* _Prompt_: Every line below that mentions the word "Retail" should be copied out.

* _Data shown_:
<<<<

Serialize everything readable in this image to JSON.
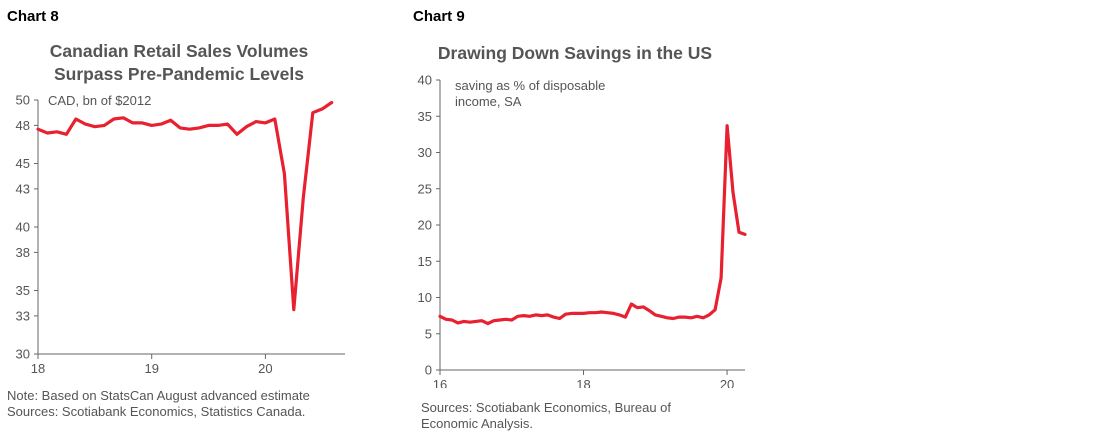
{
  "chart8": {
    "label": "Chart 8",
    "title_line1": "Canadian Retail Sales Volumes",
    "title_line2": "Surpass Pre-Pandemic Levels",
    "note": "Note: Based on StatsCan August advanced estimate",
    "sources": "Sources: Scotiabank Economics, Statistics Canada."
  },
  "chart9": {
    "label": "Chart 9",
    "title": "Drawing Down Savings in the US",
    "sources_line1": "Sources: Scotiabank Economics, Bureau of",
    "sources_line2": "Economic Analysis."
  },
  "colors": {
    "series": "#e8202f",
    "axis": "#666666"
  },
  "chart_data": [
    {
      "type": "line",
      "title": "Canadian Retail Sales Volumes Surpass Pre-Pandemic Levels",
      "ylabel": "CAD, bn of $2012",
      "ylim": [
        30,
        50
      ],
      "yticks": [
        30,
        33,
        35,
        38,
        40,
        43,
        45,
        48,
        50
      ],
      "ytick_labels": [
        "30",
        "33",
        "35",
        "38",
        "40",
        "43",
        "45",
        "48",
        "50"
      ],
      "xlim": [
        2018.0,
        2020.7
      ],
      "xticks": [
        2018,
        2019,
        2020
      ],
      "xtick_labels": [
        "18",
        "19",
        "20"
      ],
      "grid": false,
      "series": [
        {
          "x": [
            2018.0,
            2018.083,
            2018.167,
            2018.25,
            2018.333,
            2018.417,
            2018.5,
            2018.583,
            2018.667,
            2018.75,
            2018.833,
            2018.917,
            2019.0,
            2019.083,
            2019.167,
            2019.25,
            2019.333,
            2019.417,
            2019.5,
            2019.583,
            2019.667,
            2019.75,
            2019.833,
            2019.917,
            2020.0,
            2020.083,
            2020.167,
            2020.25,
            2020.333,
            2020.417,
            2020.5,
            2020.583
          ],
          "values": [
            47.7,
            47.4,
            47.5,
            47.3,
            48.5,
            48.1,
            47.9,
            48.0,
            48.5,
            48.6,
            48.2,
            48.2,
            48.0,
            48.1,
            48.4,
            47.8,
            47.7,
            47.8,
            48.0,
            48.0,
            48.1,
            47.3,
            47.9,
            48.3,
            48.2,
            48.5,
            44.2,
            33.5,
            42.3,
            49.0,
            49.3,
            49.8
          ]
        }
      ]
    },
    {
      "type": "line",
      "title": "Drawing Down Savings in the US",
      "ylabel": "saving as % of disposable income, SA",
      "ylim": [
        0,
        40
      ],
      "yticks": [
        0,
        5,
        10,
        15,
        20,
        25,
        30,
        35,
        40
      ],
      "ytick_labels": [
        "0",
        "5",
        "10",
        "15",
        "20",
        "25",
        "30",
        "35",
        "40"
      ],
      "xlim": [
        2016.0,
        2020.25
      ],
      "xticks": [
        2016,
        2018,
        2020
      ],
      "xtick_labels": [
        "16",
        "18",
        "20"
      ],
      "grid": false,
      "series": [
        {
          "x": [
            2016.0,
            2016.083,
            2016.167,
            2016.25,
            2016.333,
            2016.417,
            2016.5,
            2016.583,
            2016.667,
            2016.75,
            2016.833,
            2016.917,
            2017.0,
            2017.083,
            2017.167,
            2017.25,
            2017.333,
            2017.417,
            2017.5,
            2017.583,
            2017.667,
            2017.75,
            2017.833,
            2017.917,
            2018.0,
            2018.083,
            2018.167,
            2018.25,
            2018.333,
            2018.417,
            2018.5,
            2018.583,
            2018.667,
            2018.75,
            2018.833,
            2018.917,
            2019.0,
            2019.083,
            2019.167,
            2019.25,
            2019.333,
            2019.417,
            2019.5,
            2019.583,
            2019.667,
            2019.75,
            2019.833,
            2019.917,
            2020.0,
            2020.083,
            2020.167,
            2020.25
          ],
          "values": [
            7.4,
            7.0,
            6.9,
            6.5,
            6.7,
            6.6,
            6.7,
            6.8,
            6.4,
            6.8,
            6.9,
            7.0,
            6.9,
            7.4,
            7.5,
            7.4,
            7.6,
            7.5,
            7.6,
            7.3,
            7.1,
            7.7,
            7.8,
            7.8,
            7.8,
            7.9,
            7.9,
            8.0,
            7.9,
            7.8,
            7.6,
            7.3,
            9.1,
            8.6,
            8.7,
            8.2,
            7.6,
            7.4,
            7.2,
            7.1,
            7.3,
            7.3,
            7.2,
            7.4,
            7.2,
            7.6,
            8.3,
            12.7,
            33.7,
            24.5,
            19.0,
            18.7
          ]
        }
      ]
    }
  ]
}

>>>>

* _Response_:
    "title_line1": "Canadian Retail Sales Volumes",
      "title": "Canadian Retail Sales Volumes Surpass Pre-Pandemic Levels",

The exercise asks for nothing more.